*WHAT TO WORK ON*: Copy out each line of the data holding "hình".

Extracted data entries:

— start —

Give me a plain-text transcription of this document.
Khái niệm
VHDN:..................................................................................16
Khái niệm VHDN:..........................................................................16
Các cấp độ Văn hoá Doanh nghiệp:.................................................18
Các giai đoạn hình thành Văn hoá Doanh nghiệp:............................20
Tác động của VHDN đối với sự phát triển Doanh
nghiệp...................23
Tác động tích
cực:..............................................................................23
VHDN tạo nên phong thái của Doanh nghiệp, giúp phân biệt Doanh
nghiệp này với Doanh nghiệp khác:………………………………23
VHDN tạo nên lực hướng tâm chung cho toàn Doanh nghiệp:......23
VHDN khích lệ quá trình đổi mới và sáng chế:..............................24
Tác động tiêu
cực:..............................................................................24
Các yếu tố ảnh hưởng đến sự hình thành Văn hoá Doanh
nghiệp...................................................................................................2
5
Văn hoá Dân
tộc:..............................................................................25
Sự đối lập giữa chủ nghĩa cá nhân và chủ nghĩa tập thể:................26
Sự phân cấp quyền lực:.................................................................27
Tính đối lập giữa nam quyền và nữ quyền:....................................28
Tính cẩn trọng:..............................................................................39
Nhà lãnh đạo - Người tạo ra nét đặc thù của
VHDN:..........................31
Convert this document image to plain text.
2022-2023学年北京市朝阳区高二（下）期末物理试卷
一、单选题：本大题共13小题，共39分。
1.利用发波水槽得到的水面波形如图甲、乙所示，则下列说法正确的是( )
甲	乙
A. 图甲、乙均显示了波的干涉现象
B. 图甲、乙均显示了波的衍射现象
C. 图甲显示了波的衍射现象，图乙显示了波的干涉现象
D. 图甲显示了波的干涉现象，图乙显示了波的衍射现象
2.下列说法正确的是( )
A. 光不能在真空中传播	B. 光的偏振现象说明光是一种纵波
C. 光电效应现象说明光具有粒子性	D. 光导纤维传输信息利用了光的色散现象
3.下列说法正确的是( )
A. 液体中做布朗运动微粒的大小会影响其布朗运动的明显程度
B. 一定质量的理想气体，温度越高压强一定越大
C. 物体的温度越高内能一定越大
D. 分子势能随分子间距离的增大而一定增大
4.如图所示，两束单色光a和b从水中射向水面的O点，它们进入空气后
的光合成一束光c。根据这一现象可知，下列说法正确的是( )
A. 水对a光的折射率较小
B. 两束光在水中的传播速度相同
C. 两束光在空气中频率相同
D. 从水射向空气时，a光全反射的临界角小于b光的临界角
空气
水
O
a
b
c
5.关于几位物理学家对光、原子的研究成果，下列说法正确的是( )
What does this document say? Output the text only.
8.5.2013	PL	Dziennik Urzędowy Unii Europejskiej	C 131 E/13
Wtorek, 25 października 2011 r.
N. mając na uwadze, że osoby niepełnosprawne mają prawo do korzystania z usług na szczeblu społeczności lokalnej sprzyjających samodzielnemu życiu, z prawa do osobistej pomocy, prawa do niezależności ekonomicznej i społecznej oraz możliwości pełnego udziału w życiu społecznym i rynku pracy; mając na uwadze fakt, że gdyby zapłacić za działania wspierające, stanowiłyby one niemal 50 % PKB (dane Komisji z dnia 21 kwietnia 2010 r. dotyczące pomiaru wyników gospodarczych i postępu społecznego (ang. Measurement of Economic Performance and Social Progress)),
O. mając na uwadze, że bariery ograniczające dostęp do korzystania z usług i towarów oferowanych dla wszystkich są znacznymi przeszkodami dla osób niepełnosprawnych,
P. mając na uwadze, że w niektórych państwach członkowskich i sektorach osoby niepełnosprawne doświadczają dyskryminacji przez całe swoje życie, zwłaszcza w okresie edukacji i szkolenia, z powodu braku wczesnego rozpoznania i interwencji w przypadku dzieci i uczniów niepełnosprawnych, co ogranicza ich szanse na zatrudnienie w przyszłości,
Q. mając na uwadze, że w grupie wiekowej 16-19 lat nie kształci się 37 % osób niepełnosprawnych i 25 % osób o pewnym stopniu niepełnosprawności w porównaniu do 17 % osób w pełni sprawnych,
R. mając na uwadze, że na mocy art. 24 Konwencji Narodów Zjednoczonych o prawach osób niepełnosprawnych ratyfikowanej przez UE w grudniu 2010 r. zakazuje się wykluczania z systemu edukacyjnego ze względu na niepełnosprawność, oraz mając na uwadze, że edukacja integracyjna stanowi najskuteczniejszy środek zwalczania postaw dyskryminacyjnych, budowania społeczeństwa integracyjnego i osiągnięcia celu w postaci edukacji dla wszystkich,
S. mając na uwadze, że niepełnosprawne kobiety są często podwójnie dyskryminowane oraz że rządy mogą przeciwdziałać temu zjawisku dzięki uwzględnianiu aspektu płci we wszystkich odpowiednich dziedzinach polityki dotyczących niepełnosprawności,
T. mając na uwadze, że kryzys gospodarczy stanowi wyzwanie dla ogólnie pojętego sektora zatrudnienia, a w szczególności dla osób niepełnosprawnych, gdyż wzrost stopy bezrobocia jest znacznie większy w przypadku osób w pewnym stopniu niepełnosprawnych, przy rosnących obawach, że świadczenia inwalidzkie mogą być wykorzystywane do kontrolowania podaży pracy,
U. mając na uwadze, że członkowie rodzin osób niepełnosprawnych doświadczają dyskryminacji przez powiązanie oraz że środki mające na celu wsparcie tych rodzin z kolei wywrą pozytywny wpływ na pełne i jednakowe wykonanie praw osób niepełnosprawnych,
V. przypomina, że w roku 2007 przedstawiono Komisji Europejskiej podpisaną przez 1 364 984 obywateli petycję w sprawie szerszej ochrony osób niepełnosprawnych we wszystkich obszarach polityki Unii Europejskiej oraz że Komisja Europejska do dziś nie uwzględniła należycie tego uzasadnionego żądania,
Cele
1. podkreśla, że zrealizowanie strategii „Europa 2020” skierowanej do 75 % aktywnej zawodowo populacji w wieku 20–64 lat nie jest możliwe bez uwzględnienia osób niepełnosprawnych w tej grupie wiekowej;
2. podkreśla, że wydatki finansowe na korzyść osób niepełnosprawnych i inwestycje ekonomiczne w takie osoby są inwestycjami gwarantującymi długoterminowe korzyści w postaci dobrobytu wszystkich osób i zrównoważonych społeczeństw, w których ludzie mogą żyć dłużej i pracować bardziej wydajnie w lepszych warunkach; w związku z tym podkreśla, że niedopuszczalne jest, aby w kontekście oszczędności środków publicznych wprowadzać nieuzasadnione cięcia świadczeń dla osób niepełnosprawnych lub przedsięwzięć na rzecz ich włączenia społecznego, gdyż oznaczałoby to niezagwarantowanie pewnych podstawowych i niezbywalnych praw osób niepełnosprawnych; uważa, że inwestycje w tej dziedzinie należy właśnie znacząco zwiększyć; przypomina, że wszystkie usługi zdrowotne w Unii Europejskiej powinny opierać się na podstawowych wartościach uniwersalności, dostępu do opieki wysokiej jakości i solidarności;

— end —

*COMPLETE ANSWER*:
Các giai đoạn hình thành Văn hoá Doanh nghiệp:............................20
Các yếu tố ảnh hưởng đến sự hình thành Văn hoá Doanh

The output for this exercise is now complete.